→ OBJECTIVE: Copy the lines from the very first one through the line containing "candle[interactable] (402, 113, 409, 127)", keeping every character unchanged.
─── GIVEN DATA
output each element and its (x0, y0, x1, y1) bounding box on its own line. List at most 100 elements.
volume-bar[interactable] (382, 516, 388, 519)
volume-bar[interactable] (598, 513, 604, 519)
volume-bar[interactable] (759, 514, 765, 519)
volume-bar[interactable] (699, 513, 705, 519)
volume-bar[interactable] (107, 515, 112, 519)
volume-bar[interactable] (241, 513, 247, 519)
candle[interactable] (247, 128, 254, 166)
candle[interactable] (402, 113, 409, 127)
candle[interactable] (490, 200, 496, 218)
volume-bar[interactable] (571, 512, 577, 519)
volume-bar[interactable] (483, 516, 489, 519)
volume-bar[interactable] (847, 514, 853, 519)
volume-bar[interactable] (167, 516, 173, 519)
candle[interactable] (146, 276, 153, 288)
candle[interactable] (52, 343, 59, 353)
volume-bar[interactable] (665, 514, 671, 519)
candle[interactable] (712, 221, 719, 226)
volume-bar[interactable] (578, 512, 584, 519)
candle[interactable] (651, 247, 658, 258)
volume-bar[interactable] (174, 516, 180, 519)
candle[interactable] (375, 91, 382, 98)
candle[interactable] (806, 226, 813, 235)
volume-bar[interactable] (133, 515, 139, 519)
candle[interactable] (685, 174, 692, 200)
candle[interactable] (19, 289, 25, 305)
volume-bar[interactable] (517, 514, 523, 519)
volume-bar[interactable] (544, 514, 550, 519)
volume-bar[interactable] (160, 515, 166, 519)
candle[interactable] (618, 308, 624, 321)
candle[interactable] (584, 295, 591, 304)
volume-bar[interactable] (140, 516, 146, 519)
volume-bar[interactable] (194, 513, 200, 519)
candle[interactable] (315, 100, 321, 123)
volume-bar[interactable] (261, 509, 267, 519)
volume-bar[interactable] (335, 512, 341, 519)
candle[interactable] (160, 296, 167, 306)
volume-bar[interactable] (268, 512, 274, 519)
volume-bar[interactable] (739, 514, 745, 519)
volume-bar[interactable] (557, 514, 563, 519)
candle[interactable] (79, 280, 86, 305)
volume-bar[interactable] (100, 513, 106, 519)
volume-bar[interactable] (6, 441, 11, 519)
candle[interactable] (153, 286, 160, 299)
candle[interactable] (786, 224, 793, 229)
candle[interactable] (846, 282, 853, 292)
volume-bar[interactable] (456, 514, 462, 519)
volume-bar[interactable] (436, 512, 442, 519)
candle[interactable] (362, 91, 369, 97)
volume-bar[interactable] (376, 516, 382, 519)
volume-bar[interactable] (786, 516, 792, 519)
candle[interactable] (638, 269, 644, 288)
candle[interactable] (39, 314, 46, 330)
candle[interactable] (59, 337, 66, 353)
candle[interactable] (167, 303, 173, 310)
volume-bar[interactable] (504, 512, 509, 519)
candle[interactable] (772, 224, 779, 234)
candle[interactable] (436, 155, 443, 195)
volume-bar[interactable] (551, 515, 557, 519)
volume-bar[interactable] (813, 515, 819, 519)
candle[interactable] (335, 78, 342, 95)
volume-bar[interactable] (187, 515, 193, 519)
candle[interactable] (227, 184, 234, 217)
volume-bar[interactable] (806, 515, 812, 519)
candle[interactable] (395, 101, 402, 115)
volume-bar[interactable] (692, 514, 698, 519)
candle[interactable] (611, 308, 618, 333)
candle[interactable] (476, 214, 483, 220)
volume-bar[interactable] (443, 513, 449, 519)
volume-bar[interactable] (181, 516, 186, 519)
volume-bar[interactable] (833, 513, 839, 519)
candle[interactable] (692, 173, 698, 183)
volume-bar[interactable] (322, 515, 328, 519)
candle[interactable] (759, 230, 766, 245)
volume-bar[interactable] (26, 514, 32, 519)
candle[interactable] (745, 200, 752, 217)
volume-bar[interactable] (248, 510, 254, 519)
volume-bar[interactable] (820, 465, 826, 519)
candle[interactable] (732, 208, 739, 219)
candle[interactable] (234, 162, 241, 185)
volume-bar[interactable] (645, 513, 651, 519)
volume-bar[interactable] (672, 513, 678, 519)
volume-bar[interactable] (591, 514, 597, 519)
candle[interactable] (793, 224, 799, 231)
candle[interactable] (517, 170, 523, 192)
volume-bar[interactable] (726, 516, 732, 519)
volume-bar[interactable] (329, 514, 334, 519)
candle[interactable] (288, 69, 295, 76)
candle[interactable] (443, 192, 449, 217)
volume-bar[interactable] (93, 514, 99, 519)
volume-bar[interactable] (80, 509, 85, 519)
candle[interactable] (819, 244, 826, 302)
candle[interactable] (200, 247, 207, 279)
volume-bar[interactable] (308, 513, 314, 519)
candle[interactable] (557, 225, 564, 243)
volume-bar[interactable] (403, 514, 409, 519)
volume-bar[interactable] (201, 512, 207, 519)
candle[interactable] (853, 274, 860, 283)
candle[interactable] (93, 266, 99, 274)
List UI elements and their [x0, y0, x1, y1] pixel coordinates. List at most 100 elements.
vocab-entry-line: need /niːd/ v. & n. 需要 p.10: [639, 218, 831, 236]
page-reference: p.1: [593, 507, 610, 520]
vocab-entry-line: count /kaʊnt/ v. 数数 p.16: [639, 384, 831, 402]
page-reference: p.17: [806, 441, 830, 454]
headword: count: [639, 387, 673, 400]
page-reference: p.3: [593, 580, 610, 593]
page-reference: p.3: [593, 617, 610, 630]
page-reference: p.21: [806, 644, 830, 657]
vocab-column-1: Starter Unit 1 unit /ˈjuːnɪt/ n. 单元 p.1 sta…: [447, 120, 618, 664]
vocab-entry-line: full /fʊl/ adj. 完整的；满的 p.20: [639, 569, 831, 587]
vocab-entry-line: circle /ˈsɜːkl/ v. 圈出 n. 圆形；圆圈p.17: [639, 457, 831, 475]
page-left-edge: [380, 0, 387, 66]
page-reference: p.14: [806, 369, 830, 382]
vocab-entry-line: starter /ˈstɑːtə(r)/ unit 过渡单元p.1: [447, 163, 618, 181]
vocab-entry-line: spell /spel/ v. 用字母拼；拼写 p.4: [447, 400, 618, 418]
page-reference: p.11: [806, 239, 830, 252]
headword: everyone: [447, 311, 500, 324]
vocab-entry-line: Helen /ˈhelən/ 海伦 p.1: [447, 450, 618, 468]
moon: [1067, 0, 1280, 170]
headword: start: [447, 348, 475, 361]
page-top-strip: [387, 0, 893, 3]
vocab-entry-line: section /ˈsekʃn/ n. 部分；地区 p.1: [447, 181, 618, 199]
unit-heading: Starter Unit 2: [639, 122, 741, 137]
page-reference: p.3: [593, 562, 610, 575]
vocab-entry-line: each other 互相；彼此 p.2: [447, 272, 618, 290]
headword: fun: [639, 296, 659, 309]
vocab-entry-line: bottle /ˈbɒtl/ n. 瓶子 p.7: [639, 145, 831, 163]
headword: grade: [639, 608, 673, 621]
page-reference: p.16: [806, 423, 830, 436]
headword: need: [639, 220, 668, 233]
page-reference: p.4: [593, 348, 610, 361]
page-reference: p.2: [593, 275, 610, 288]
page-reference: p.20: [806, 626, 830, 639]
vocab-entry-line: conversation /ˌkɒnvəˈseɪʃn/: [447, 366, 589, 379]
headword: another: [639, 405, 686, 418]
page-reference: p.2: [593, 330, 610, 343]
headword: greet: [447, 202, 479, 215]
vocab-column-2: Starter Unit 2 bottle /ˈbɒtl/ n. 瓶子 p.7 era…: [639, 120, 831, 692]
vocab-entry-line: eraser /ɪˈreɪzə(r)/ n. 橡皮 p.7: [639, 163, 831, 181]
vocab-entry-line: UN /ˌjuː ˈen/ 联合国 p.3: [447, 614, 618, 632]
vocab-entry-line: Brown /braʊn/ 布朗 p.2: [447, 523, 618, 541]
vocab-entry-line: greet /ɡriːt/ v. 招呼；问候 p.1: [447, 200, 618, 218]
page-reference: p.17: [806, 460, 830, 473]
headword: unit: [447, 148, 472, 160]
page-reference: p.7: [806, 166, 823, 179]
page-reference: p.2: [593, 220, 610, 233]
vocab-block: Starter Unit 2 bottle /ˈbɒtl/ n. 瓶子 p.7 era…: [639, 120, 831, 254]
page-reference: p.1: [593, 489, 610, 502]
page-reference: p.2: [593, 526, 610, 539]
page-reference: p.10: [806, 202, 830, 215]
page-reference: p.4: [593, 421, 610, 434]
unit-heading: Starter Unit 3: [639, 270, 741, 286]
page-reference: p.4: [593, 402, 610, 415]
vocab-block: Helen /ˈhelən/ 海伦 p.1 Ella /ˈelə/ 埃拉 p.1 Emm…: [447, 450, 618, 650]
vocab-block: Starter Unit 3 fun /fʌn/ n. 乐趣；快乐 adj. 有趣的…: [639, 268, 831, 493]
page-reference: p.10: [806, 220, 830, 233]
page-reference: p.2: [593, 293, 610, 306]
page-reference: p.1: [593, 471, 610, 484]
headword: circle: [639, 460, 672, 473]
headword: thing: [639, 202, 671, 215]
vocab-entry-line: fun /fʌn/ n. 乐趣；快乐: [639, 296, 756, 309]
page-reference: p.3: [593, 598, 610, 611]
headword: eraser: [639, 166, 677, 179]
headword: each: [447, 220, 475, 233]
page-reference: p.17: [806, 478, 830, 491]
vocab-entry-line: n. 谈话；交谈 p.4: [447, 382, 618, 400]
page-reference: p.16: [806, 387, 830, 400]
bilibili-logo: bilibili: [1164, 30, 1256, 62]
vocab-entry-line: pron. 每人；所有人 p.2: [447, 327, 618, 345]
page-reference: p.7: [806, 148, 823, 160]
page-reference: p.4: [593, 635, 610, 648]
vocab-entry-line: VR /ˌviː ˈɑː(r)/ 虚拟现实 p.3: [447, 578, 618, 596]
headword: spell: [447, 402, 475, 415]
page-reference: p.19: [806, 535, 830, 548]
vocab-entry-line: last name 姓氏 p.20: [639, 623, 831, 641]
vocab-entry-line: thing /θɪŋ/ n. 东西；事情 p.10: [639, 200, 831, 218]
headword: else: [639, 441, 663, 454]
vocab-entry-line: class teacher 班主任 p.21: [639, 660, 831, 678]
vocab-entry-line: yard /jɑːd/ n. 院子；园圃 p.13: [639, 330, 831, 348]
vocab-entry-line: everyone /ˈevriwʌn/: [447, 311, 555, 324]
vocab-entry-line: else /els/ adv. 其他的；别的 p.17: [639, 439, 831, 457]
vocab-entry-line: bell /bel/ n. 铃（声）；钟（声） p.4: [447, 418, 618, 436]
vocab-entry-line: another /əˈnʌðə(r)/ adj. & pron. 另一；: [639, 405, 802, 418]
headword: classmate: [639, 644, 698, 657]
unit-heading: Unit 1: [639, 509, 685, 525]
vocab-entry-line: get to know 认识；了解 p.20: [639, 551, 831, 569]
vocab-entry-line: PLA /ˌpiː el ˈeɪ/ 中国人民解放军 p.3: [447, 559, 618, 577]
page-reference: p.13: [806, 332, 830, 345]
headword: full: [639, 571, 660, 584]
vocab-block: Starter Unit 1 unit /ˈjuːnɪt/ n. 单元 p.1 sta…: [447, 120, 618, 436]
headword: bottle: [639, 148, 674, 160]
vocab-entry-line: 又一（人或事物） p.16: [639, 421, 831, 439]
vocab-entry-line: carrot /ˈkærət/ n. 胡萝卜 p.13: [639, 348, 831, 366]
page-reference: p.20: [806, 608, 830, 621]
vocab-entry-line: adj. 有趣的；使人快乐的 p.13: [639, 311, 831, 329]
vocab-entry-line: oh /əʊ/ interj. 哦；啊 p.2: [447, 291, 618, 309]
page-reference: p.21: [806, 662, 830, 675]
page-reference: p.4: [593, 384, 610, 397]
──────
→ THE ANSWER:
output each element and its (x0, y0, x1, y1) bounding box on its own line. List at most 100 elements.
volume-bar[interactable] (382, 516, 388, 519)
volume-bar[interactable] (598, 513, 604, 519)
volume-bar[interactable] (759, 514, 765, 519)
volume-bar[interactable] (699, 513, 705, 519)
volume-bar[interactable] (107, 515, 112, 519)
volume-bar[interactable] (241, 513, 247, 519)
candle[interactable] (247, 128, 254, 166)
candle[interactable] (402, 113, 409, 127)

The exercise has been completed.